> [STATED PROBLEM]
Every line with the word "подпунктах" in it should be extracted from the data that follows.
:: DATASET CONTENT
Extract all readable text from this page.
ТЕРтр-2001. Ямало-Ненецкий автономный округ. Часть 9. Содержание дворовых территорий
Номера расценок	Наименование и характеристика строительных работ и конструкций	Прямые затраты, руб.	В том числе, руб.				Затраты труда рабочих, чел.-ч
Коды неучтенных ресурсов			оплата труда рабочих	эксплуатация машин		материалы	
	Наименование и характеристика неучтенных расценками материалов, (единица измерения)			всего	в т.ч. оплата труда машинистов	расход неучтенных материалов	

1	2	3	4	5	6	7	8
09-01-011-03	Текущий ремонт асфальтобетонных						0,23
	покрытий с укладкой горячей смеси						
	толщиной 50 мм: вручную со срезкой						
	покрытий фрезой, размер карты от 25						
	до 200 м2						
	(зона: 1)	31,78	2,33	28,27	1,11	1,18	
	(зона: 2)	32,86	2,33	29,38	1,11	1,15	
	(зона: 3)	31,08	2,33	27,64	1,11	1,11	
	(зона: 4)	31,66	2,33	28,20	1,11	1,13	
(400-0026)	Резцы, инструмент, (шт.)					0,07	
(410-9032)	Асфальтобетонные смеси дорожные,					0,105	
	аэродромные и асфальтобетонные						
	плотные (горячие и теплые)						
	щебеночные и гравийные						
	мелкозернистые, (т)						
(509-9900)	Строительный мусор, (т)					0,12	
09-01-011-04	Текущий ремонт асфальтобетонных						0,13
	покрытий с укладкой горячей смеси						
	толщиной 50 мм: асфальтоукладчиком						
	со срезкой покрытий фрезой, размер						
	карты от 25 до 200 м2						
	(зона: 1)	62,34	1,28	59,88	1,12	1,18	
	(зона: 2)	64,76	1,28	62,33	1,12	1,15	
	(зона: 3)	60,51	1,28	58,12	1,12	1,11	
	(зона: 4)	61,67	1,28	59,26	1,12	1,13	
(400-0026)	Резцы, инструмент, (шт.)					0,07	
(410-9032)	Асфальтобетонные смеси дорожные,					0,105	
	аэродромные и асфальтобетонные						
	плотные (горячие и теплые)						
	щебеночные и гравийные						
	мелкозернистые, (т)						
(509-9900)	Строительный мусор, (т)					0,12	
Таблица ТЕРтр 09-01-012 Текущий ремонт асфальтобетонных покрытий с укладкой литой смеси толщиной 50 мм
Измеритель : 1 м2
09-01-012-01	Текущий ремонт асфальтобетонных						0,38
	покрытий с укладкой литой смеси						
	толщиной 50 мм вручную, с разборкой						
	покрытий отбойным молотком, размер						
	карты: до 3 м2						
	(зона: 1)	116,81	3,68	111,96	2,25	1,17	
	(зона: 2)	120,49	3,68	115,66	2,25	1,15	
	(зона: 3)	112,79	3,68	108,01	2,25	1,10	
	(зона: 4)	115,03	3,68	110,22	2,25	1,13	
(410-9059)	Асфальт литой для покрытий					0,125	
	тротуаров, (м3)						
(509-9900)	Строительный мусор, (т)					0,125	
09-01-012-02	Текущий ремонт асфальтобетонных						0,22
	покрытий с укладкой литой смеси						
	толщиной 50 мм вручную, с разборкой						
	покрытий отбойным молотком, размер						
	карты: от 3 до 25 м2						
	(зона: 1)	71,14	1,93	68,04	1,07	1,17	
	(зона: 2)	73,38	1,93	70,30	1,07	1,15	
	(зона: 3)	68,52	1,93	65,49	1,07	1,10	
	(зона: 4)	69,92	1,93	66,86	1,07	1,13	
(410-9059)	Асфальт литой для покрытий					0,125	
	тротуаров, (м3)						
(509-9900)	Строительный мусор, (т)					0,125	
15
::::
:: DATASET CONTENT
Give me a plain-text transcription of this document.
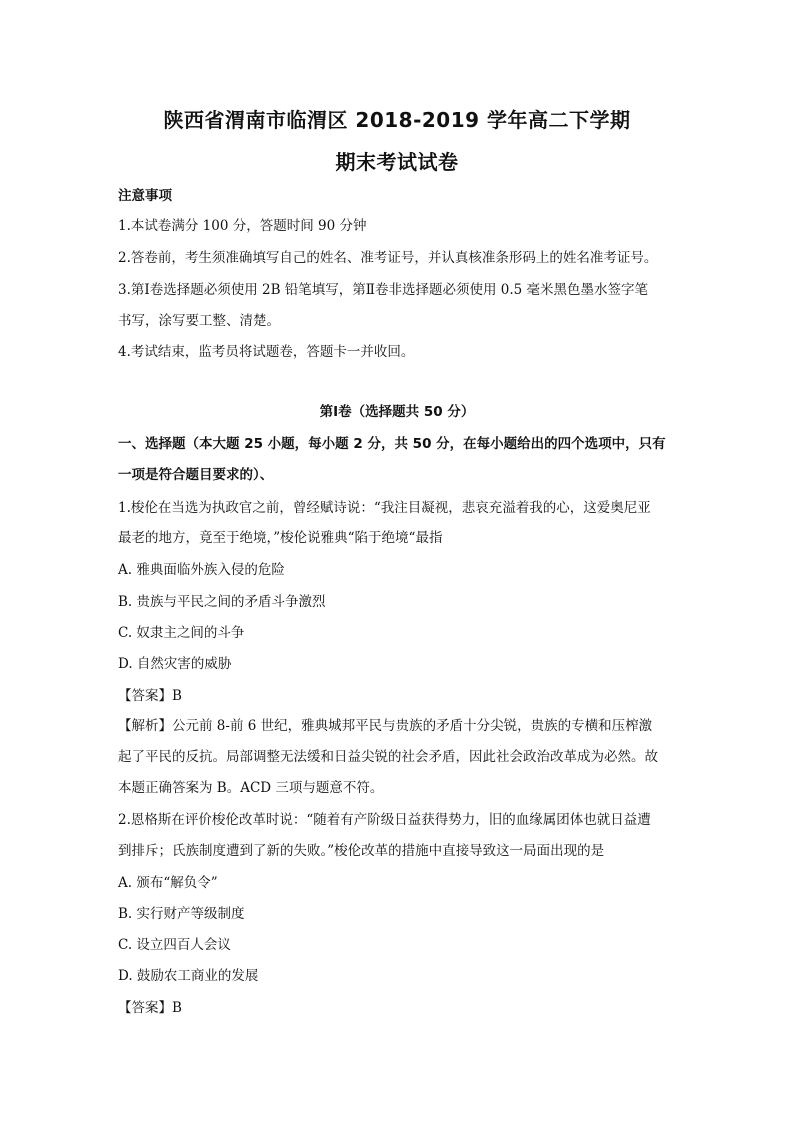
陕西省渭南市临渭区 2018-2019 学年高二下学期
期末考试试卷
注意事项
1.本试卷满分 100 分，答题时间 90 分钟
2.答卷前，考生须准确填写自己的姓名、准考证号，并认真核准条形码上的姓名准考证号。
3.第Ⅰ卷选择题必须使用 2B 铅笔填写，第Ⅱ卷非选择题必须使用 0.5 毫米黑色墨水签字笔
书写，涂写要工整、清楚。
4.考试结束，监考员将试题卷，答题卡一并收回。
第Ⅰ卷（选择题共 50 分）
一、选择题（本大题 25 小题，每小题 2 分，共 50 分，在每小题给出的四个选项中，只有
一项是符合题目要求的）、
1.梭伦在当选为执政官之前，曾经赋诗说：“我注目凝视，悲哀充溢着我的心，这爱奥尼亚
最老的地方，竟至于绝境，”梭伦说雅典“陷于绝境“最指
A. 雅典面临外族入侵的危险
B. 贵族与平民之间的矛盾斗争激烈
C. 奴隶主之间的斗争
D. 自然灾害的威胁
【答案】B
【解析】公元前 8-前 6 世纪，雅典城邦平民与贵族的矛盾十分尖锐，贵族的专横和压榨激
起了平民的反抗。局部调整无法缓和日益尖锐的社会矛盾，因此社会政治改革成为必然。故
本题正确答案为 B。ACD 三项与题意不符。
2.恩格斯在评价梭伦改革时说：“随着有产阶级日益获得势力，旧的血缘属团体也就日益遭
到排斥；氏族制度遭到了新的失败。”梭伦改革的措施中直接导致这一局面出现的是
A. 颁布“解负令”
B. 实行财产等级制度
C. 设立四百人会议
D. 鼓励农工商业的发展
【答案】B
::::
:: DATASET CONTENT
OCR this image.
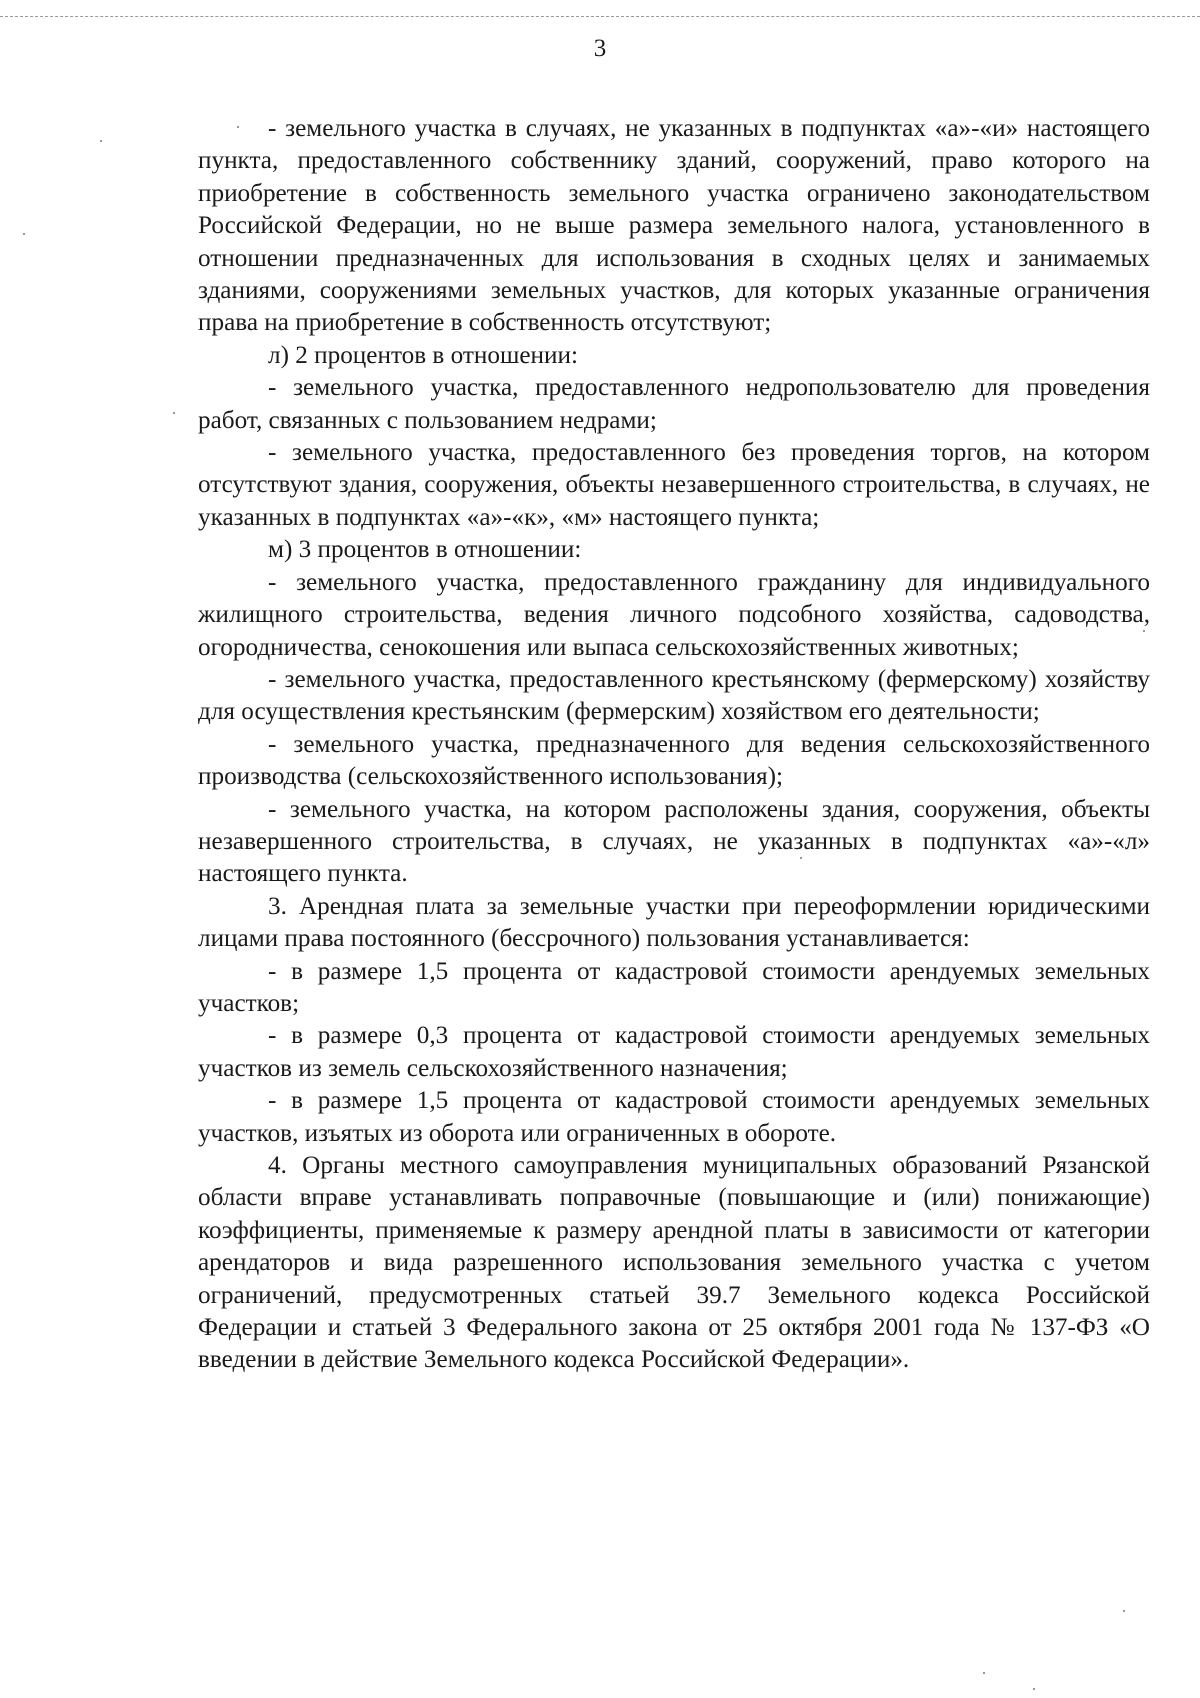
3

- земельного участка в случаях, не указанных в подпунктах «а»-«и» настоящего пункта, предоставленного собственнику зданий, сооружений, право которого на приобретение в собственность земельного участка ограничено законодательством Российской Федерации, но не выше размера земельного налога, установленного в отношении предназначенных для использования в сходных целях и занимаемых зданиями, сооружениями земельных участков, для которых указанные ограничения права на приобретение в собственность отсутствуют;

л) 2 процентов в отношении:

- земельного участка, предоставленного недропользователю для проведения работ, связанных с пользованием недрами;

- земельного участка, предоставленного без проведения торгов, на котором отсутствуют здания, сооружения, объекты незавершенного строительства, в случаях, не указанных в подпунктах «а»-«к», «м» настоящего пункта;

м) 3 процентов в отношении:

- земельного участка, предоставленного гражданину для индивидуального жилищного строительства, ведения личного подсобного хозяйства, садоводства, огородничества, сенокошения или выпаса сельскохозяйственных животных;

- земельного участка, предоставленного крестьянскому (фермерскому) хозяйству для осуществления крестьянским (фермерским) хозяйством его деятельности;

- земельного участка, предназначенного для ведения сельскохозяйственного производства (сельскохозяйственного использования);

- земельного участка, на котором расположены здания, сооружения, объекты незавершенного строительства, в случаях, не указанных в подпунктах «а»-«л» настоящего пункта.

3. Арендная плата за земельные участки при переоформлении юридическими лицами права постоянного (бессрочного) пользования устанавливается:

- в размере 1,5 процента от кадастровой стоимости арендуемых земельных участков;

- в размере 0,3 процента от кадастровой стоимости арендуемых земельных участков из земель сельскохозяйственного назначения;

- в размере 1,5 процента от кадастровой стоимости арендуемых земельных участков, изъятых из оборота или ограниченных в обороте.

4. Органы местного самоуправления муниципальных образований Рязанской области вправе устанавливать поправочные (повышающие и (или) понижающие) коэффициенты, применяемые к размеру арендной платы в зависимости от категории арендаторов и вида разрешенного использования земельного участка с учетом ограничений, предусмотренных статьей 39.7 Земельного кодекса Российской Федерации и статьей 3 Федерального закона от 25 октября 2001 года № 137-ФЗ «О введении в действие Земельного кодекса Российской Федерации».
::::
> [RESULT FOR THIS EXERCISE]
- земельного участка в случаях, не указанных в подпунктах «а»-«и» настоящего пункта, предоставленного собственнику зданий, сооружений, право которого на приобретение в собственность земельного участка ограничено законодательством Российской Федерации, но не выше размера земельного налога, установленного в отношении предназначенных для использования в сходных целях и занимаемых зданиями, сооружениями земельных участков, для которых указанные ограничения права на приобретение в собственность отсутствуют;
- земельного участка, предоставленного без проведения торгов, на котором отсутствуют здания, сооружения, объекты незавершенного строительства, в случаях, не указанных в подпунктах «а»-«к», «м» настоящего пункта;
- земельного участка, на котором расположены здания, сооружения, объекты незавершенного строительства, в случаях, не указанных в подпунктах «а»-«л» настоящего пункта.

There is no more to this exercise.